### Text provided:

==*==

Almost without exception, commercial petrols would build up deposits on the components of an engine's intake system over time if they weren't additized. A number of additives have been developed which prevent and/or remove intake system deposits. Unfortunately, some of them increase combustion chamber deposits, solving one problem, but creating another. Since all base petrols are formulated to the same regulated specifications, the performance of the deposit control additive is one of the few features that differentiates one brand of petrol from another.

* Fuel Injectors and Carburetors
Fuel injectors are designed to accurately meter fuel to the engine and to deliver it in a precise pattern of fine droplets. Because the fuel passages are small, injectors are highly sensitive to small amounts of deposits in the critical regions where the fuel is metered and atomized. These deposits can reduce fuel flow and alter the spray pattern, degrading drivability, decreasing power and fuel economy and increasing emissions. Deposits cause similar problems for carbureted engines because carburetors also use a number of small channels and orifices to meter fuel. Port fuel injector (PFI) deposits are believed to form during the hot soak period after the engine has been turned off. The stationary petrol trapped in the injector is exposed to a higher temperature for a longer time than the petrol which flowed through the injector when the engine was running. The heat degrades the petrol, initiating deposit formation.

* Intake Valves and Ports
Intake valves and ports are subject to more deposit build up than fuel injectors because they operate at higher temperatures. Heavy valve and port deposits reduce maximum engine power because they restrict airflow. Intake valve deposits also have been shown to affect exhaust emissions. In some very sensitive modern fuel-injected engines, low levels of intake valve deposits can degrade cold start and warm-up driveability. Other valve deposit problems include valve sticking in very cold weather - because deposits interfere with the valve stem sliding in its guide, and burned valves - because severe deposits prevent the valve from seating properly.


* Combustion Chamber
When an engine is brand new, its octane number requirement is determined by its design and the quality of its manufacture. Generally, it will not knock when operated on petrol with the antiknock quality prescribed by the manufacturer. However, the engine's octane requirement increases as combustion chamber deposits form during the first several thousand kilometers of operation. If the increase is large enough, the recommended petrol octane rating may not prevent knocking or, if the vehicle is equipped with a knock sensor, the loss of power which accompanies knock suppression may occur.

==*==

### Data provided:

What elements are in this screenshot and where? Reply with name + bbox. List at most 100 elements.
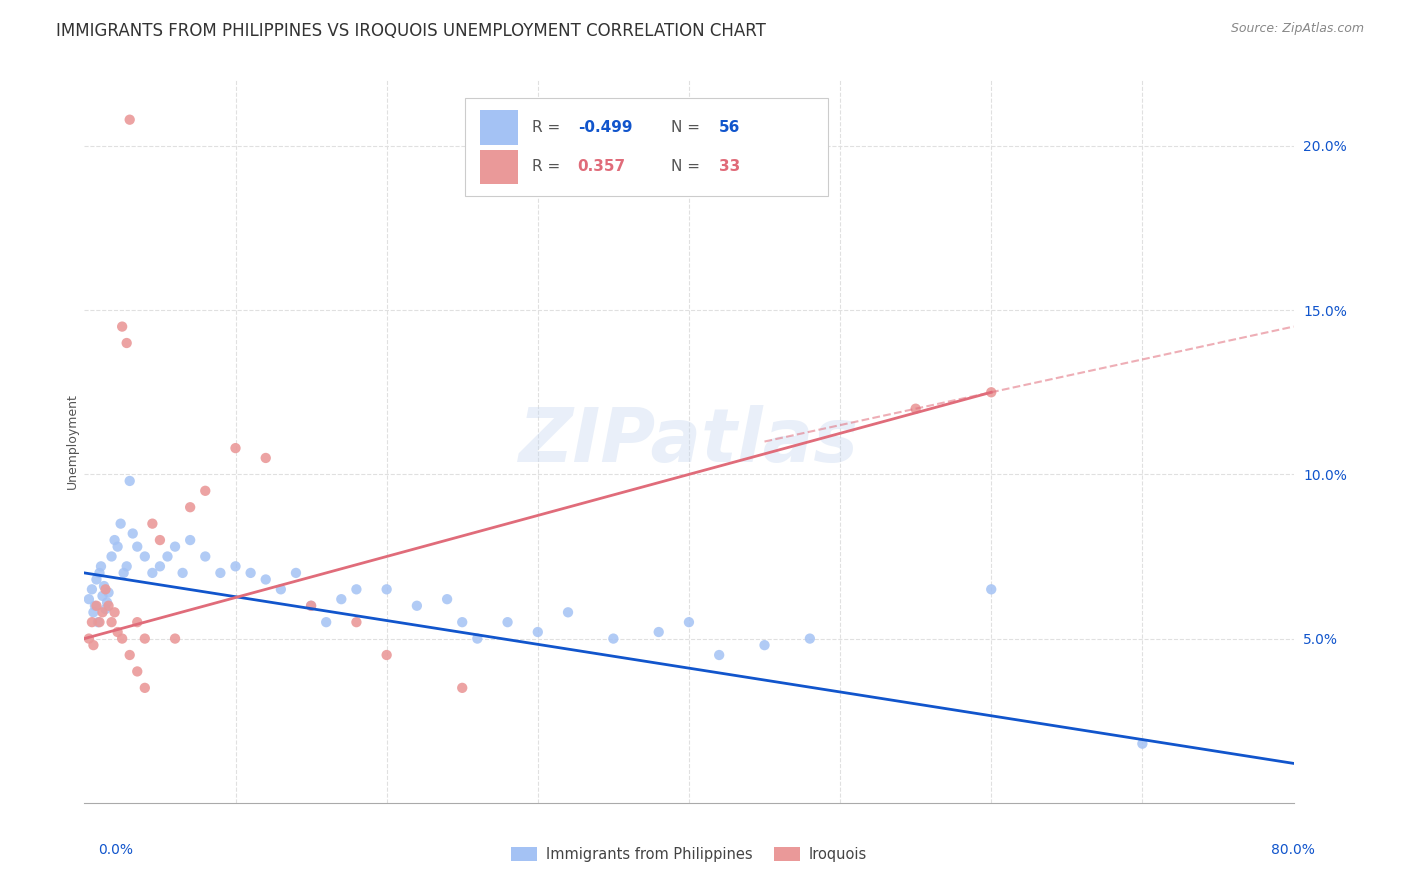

==*==

### Description of the task:
Copy out the passage on engine deposits from petrol, everything from "Almost without exception, commercial" down to "petrol from another.". The data plays no part in the work here.

### Finished task:
Almost without exception, commercial petrols would build up deposits on the components of an engine's intake system over time if they weren't additized. A number of additives have been developed which prevent and/or remove intake system deposits. Unfortunately, some of them increase combustion chamber deposits, solving one problem, but creating another. Since all base petrols are formulated to the same regulated specifications, the performance of the deposit control additive is one of the few features that differentiates one brand of petrol from another.